Review the listing and copy each line that holds the word "this".

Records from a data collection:
----

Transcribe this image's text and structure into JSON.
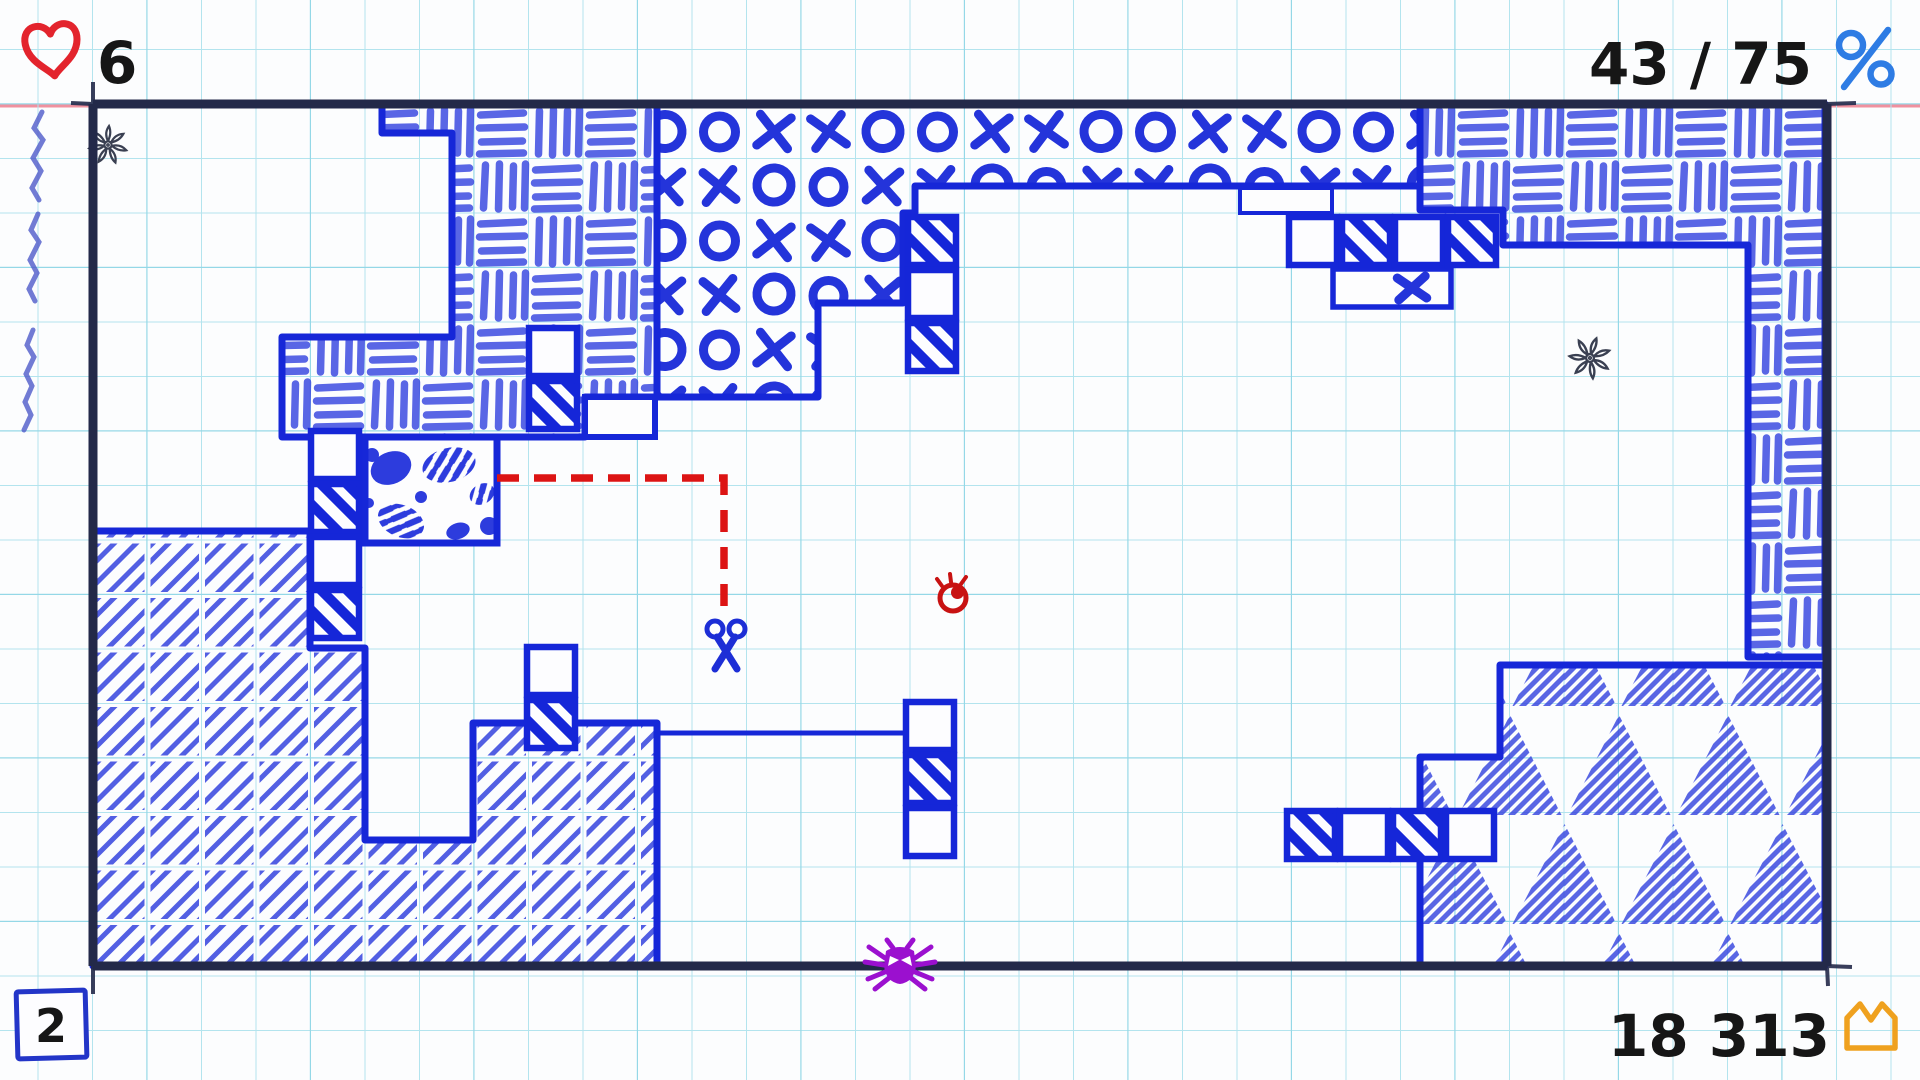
{
  "hud": {
    "lives_count": "6",
    "progress": "43 / 75",
    "level": "2",
    "score": "18 313"
  },
  "icons": {
    "lives": "heart-icon",
    "progress": "percent-icon",
    "score": "crown-icon"
  },
  "colors": {
    "pen_blue": "#1c2bd8",
    "pattern_blue": "#2d3cdd",
    "ink_red": "#dc1414",
    "heart_red": "#e3242d",
    "spider_purple": "#9b10cf",
    "crown_orange": "#efa11f",
    "percent_blue": "#2e7ce4",
    "grid_cyan": "#aee2ec",
    "border_navy": "#232949",
    "margin_pink": "#f0919f"
  },
  "game": {
    "player": {
      "type": "scissors",
      "x": 726,
      "y": 640
    },
    "cut_path_points": "497,478 724,478 724,606",
    "enemies": [
      {
        "type": "eyeball",
        "x": 953,
        "y": 598
      },
      {
        "type": "spider",
        "x": 900,
        "y": 964
      }
    ],
    "regions": [
      {
        "name": "top-left",
        "pattern": "basket-weave"
      },
      {
        "name": "top-center",
        "pattern": "x-and-o"
      },
      {
        "name": "top-right",
        "pattern": "basket-weave"
      },
      {
        "name": "bottom-left",
        "pattern": "diagonal-crosshatch"
      },
      {
        "name": "bottom-right",
        "pattern": "hatched-triangles"
      },
      {
        "name": "mid-left-small",
        "pattern": "spots"
      }
    ],
    "doodles": [
      "flower",
      "flower",
      "pencil-scribble"
    ]
  }
}
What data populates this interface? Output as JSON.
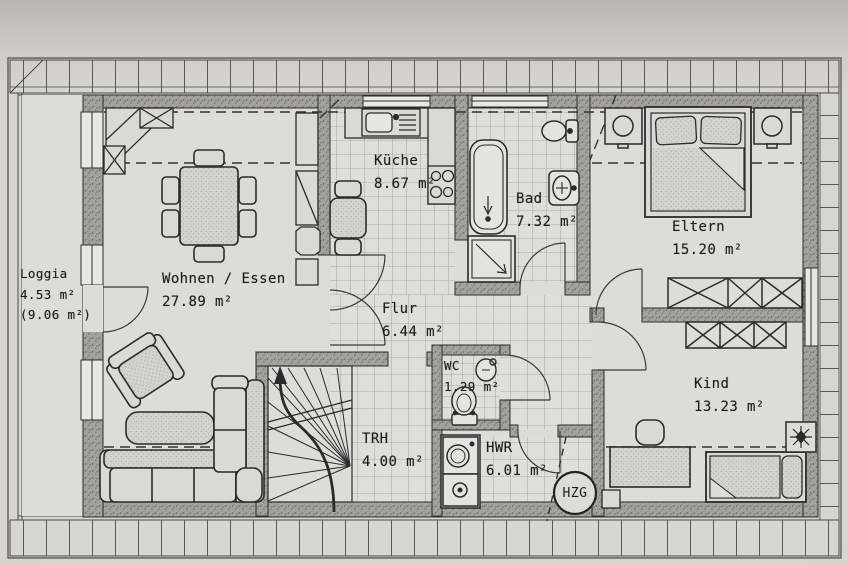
{
  "rooms": [
    {
      "name": "Loggia",
      "area": "4.53 m²",
      "area_alt": "(9.06 m²)"
    },
    {
      "name": "Wohnen / Essen",
      "area": "27.89 m²"
    },
    {
      "name": "Küche",
      "area": "8.67 m²"
    },
    {
      "name": "Bad",
      "area": "7.32 m²"
    },
    {
      "name": "Eltern",
      "area": "15.20 m²"
    },
    {
      "name": "Kind",
      "area": "13.23 m²"
    },
    {
      "name": "Flur",
      "area": "6.44 m²"
    },
    {
      "name": "WC",
      "area": "1.29 m²"
    },
    {
      "name": "TRH",
      "area": "4.00 m²"
    },
    {
      "name": "HWR",
      "area": "6.01 m²"
    }
  ],
  "symbols": {
    "heating_label": "HZG"
  },
  "colors": {
    "paper": "#d8d4cf",
    "ink": "#2b2b2b",
    "wall_fill": "#a5a19c",
    "tile": "#e1ddd8"
  }
}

----

* [Expected answer]
Transcribe this image's text and structure into JSON.
What data populates this interface? Output as JSON.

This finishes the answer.